▶ YOUR GOAL
Report every line in the listing that contains the string "this".

* Begin *

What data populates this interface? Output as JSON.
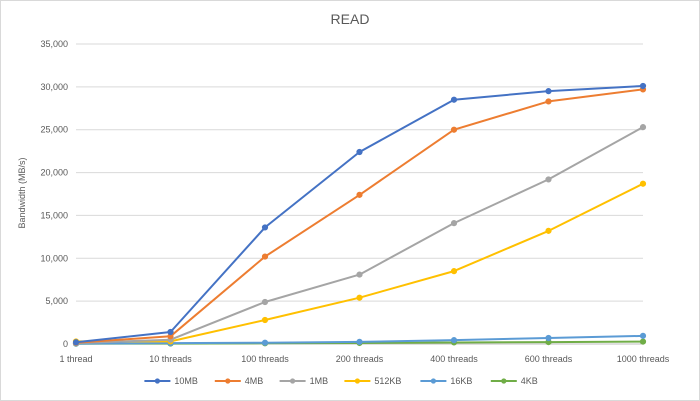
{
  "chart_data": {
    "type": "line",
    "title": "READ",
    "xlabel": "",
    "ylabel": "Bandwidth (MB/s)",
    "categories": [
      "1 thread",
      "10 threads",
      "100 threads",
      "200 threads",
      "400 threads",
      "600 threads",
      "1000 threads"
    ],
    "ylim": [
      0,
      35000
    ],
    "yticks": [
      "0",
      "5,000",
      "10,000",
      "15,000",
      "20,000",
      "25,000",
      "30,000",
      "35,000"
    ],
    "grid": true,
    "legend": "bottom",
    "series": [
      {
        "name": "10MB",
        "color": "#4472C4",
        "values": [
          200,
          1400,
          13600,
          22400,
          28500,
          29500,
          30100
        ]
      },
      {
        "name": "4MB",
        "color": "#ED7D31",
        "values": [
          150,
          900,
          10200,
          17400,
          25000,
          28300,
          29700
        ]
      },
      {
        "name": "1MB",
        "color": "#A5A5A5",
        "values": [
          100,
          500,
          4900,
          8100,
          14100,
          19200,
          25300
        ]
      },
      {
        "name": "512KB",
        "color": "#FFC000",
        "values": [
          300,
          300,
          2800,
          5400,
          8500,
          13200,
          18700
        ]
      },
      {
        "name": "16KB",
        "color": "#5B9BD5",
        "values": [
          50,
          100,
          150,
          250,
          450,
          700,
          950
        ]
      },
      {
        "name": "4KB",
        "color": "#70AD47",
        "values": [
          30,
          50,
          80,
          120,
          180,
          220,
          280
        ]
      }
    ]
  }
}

* End *
* Begin *

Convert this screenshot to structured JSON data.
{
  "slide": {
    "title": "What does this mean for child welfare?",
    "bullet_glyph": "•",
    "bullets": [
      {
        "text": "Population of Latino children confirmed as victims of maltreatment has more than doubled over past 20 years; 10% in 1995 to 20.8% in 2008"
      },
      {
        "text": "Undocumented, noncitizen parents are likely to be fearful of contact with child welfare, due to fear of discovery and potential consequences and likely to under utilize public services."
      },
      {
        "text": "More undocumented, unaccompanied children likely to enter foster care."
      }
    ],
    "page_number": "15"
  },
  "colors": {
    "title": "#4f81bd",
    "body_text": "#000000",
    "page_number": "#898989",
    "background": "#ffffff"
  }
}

* End *

▶ WRITTEN RESPONSE
What data populates this interface? Output as JSON.
Convert this screenshot to structured JSON data.
    "title": "What does this mean for child welfare?",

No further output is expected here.